Entries from a dataset
---
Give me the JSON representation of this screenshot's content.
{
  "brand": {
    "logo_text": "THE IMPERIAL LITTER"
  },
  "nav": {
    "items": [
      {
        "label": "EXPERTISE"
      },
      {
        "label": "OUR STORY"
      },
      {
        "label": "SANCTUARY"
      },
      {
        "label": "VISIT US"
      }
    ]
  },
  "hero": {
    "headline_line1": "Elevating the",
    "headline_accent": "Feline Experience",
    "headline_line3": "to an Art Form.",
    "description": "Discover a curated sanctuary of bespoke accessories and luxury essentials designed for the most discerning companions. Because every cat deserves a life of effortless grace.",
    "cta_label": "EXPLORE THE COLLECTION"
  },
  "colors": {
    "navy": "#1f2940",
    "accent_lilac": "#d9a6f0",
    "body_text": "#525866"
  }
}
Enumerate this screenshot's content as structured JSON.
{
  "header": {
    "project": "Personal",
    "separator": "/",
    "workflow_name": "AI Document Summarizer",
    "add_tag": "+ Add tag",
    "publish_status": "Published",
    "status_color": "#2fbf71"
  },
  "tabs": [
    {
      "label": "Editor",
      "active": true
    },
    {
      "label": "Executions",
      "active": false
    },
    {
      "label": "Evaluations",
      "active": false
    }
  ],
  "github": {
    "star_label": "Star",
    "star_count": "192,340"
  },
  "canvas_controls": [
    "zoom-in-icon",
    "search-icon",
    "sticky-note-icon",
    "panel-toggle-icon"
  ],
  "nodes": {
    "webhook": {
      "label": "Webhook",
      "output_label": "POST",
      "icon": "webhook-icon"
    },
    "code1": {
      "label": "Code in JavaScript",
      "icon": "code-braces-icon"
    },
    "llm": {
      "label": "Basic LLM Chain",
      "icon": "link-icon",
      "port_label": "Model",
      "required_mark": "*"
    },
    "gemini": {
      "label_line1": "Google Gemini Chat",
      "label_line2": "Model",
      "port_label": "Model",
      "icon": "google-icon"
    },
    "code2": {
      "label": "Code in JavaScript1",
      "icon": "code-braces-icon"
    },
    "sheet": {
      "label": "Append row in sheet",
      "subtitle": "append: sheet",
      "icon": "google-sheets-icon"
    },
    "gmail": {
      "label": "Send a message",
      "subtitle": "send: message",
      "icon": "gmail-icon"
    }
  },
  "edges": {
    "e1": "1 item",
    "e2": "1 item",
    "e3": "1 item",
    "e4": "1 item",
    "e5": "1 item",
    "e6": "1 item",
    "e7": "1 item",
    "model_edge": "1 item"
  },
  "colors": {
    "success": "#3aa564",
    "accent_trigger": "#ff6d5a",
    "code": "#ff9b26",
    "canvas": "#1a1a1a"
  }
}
---
== Aim of the exercise ==
Reproduce, word for word, every line starting at the line that contains "Enumerate this screenshot's" and ending with the final line of the entries.

== Expected answer ==
Enumerate this screenshot's content as structured JSON.
{
  "header": {
    "project": "Personal",
    "separator": "/",
    "workflow_name": "AI Document Summarizer",
    "add_tag": "+ Add tag",
    "publish_status": "Published",
    "status_color": "#2fbf71"
  },
  "tabs": [
    {
      "label": "Editor",
      "active": true
    },
    {
      "label": "Executions",
      "active": false
    },
    {
      "label": "Evaluations",
      "active": false
    }
  ],
  "github": {
    "star_label": "Star",
    "star_count": "192,340"
  },
  "canvas_controls": [
    "zoom-in-icon",
    "search-icon",
    "sticky-note-icon",
    "panel-toggle-icon"
  ],
  "nodes": {
    "webhook": {
      "label": "Webhook",
      "output_label": "POST",
      "icon": "webhook-icon"
    },
    "code1": {
      "label": "Code in JavaScript",
      "icon": "code-braces-icon"
    },
    "llm": {
      "label": "Basic LLM Chain",
      "icon": "link-icon",
      "port_label": "Model",
      "required_mark": "*"
    },
    "gemini": {
      "label_line1": "Google Gemini Chat",
      "label_line2": "Model",
      "port_label": "Model",
      "icon": "google-icon"
    },
    "code2": {
      "label": "Code in JavaScript1",
      "icon": "code-braces-icon"
    },
    "sheet": {
      "label": "Append row in sheet",
      "subtitle": "append: sheet",
      "icon": "google-sheets-icon"
    },
    "gmail": {
      "label": "Send a message",
      "subtitle": "send: message",
      "icon": "gmail-icon"
    }
  },
  "edges": {
    "e1": "1 item",
    "e2": "1 item",
    "e3": "1 item",
    "e4": "1 item",
    "e5": "1 item",
    "e6": "1 item",
    "e7": "1 item",
    "model_edge": "1 item"
  },
  "colors": {
    "success": "#3aa564",
    "accent_trigger": "#ff6d5a",
    "code": "#ff9b26",
    "canvas": "#1a1a1a"
  }
}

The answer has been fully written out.